--- Brief ---
Go through the entries below and retype them exactly, omitting each picture.

begin

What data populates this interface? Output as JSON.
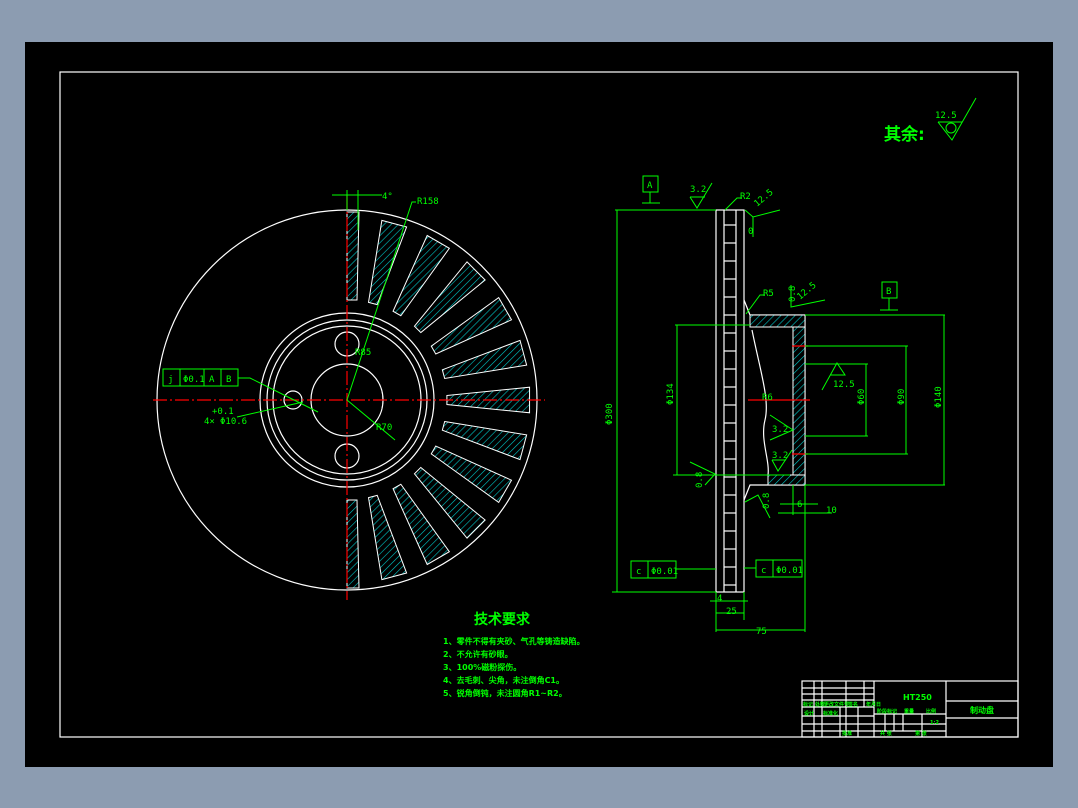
{
  "drawing": {
    "roughness_note": {
      "label": "其余:",
      "value": "12.5"
    },
    "colors": {
      "background": "#000000",
      "outline": "#ffffff",
      "dimension": "#00ff00",
      "centerline": "#ff0000",
      "hatch": "#00c8c8",
      "window": "#8c9cb1"
    },
    "front_view": {
      "angle": "4°",
      "radius_outer": "R158",
      "radius_mid": "R85",
      "radius_inner": "R70",
      "hole_count": "4×",
      "hole_dia": "Φ10.6",
      "hole_tol": "+0.1",
      "tolerance_frame": [
        "j",
        "Φ0.1",
        "A",
        "B"
      ]
    },
    "side_view": {
      "datum_a": "A",
      "datum_b": "B",
      "rough_top": "3.2",
      "radius_r2": "R2",
      "rough_corner": "12.5",
      "dim_small": "0",
      "radius_r5": "R5",
      "rough_hub_dim": "0.8",
      "rough_hub": "12.5",
      "rough_bore": "12.5",
      "rough_face1": "3.2",
      "rough_face2": "3.2",
      "rough_left": "0.8",
      "rough_right": "0.8",
      "dia_overall": "Φ300",
      "dia_134": "Φ134",
      "dia_60": "Φ60",
      "dia_90": "Φ90",
      "dia_140": "Φ140",
      "dim_r": "R6",
      "dim_6": "6",
      "dim_10": "10",
      "dim_4": "4",
      "dim_25": "25",
      "dim_75": "75",
      "flatness_left": [
        "c",
        "Φ0.01"
      ],
      "flatness_right": [
        "c",
        "Φ0.01"
      ]
    },
    "tech_requirements": {
      "title": "技术要求",
      "items": [
        "1、零件不得有夹砂、气孔等铸造缺陷。",
        "2、不允许有砂眼。",
        "3、100%磁粉探伤。",
        "4、去毛刺、尖角，未注倒角C1。",
        "5、锐角倒钝，未注圆角R1~R2。"
      ]
    },
    "title_block": {
      "material": "HT250",
      "part_name": "制动盘",
      "row_labels": [
        "标记",
        "处数",
        "分区",
        "更改文件号",
        "签名",
        "年月日"
      ],
      "row_labels2": [
        "设计",
        "标准化"
      ],
      "stage_labels": [
        "阶段标记",
        "重量",
        "比例"
      ],
      "scale": "1:2",
      "sheet_labels": [
        "共 张",
        "第 张"
      ],
      "approve": "批准",
      "craft": "工艺"
    }
  }
}
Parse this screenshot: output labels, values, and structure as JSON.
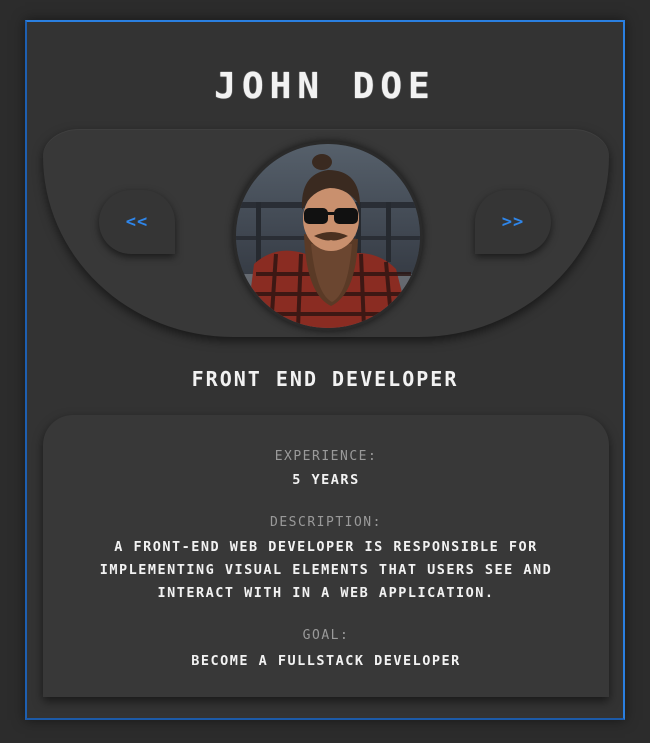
{
  "profile": {
    "name": "JOHN DOE",
    "role": "FRONT END DEVELOPER",
    "avatar_alt": "profile-photo"
  },
  "carousel": {
    "prev_label": "<<",
    "next_label": ">>"
  },
  "details": {
    "experience_label": "EXPERIENCE:",
    "experience_value": "5 YEARS",
    "description_label": "DESCRIPTION:",
    "description_value": "A FRONT-END WEB DEVELOPER IS RESPONSIBLE FOR IMPLEMENTING VISUAL ELEMENTS THAT USERS SEE AND INTERACT WITH IN A WEB APPLICATION.",
    "goal_label": "GOAL:",
    "goal_value": "BECOME A FULLSTACK DEVELOPER"
  },
  "colors": {
    "accent": "#2a7fe0",
    "background": "#2c2c2c",
    "card": "#333333"
  }
}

end

--- Finished task ---
What data populates this interface? Output as JSON.
{
  "drawing": {
    "roughness_note": {
      "label": "其余:",
      "value": "12.5"
    },
    "colors": {
      "background": "#000000",
      "outline": "#ffffff",
      "dimension": "#00ff00",
      "centerline": "#ff0000",
      "hatch": "#00c8c8",
      "window": "#8c9cb1"
    },
    "front_view": {
      "angle": "4°",
      "radius_outer": "R158",
      "radius_mid": "R85",
      "radius_inner": "R70",
      "hole_count": "4×",
      "hole_dia": "Φ10.6",
      "hole_tol": "+0.1",
      "tolerance_frame": [
        "j",
        "Φ0.1",
        "A",
        "B"
      ]
    },
    "side_view": {
      "datum_a": "A",
      "datum_b": "B",
      "rough_top": "3.2",
      "radius_r2": "R2",
      "rough_corner": "12.5",
      "dim_small": "0",
      "radius_r5": "R5",
      "rough_hub_dim": "0.8",
      "rough_hub": "12.5",
      "rough_bore": "12.5",
      "rough_face1": "3.2",
      "rough_face2": "3.2",
      "rough_left": "0.8",
      "rough_right": "0.8",
      "dia_overall": "Φ300",
      "dia_134": "Φ134",
      "dia_60": "Φ60",
      "dia_90": "Φ90",
      "dia_140": "Φ140",
      "dim_r": "R6",
      "dim_6": "6",
      "dim_10": "10",
      "dim_4": "4",
      "dim_25": "25",
      "dim_75": "75",
      "flatness_left": [
        "c",
        "Φ0.01"
      ],
      "flatness_right": [
        "c",
        "Φ0.01"
      ]
    },
    "tech_requirements": {
      "title": "技术要求",
      "items": [
        "1、零件不得有夹砂、气孔等铸造缺陷。",
        "2、不允许有砂眼。",
        "3、100%磁粉探伤。",
        "4、去毛刺、尖角，未注倒角C1。",
        "5、锐角倒钝，未注圆角R1~R2。"
      ]
    },
    "title_block": {
      "material": "HT250",
      "part_name": "制动盘",
      "row_labels": [
        "标记",
        "处数",
        "分区",
        "更改文件号",
        "签名",
        "年月日"
      ],
      "row_labels2": [
        "设计",
        "标准化"
      ],
      "stage_labels": [
        "阶段标记",
        "重量",
        "比例"
      ],
      "scale": "1:2",
      "sheet_labels": [
        "共 张",
        "第 张"
      ],
      "approve": "批准",
      "craft": "工艺"
    }
  }
}
Parse this screenshot: output labels, values, and structure as JSON.
{
  "profile": {
    "name": "JOHN DOE",
    "role": "FRONT END DEVELOPER",
    "avatar_alt": "profile-photo"
  },
  "carousel": {
    "prev_label": "<<",
    "next_label": ">>"
  },
  "details": {
    "experience_label": "EXPERIENCE:",
    "experience_value": "5 YEARS",
    "description_label": "DESCRIPTION:",
    "description_value": "A FRONT-END WEB DEVELOPER IS RESPONSIBLE FOR IMPLEMENTING VISUAL ELEMENTS THAT USERS SEE AND INTERACT WITH IN A WEB APPLICATION.",
    "goal_label": "GOAL:",
    "goal_value": "BECOME A FULLSTACK DEVELOPER"
  },
  "colors": {
    "accent": "#2a7fe0",
    "background": "#2c2c2c",
    "card": "#333333"
  }
}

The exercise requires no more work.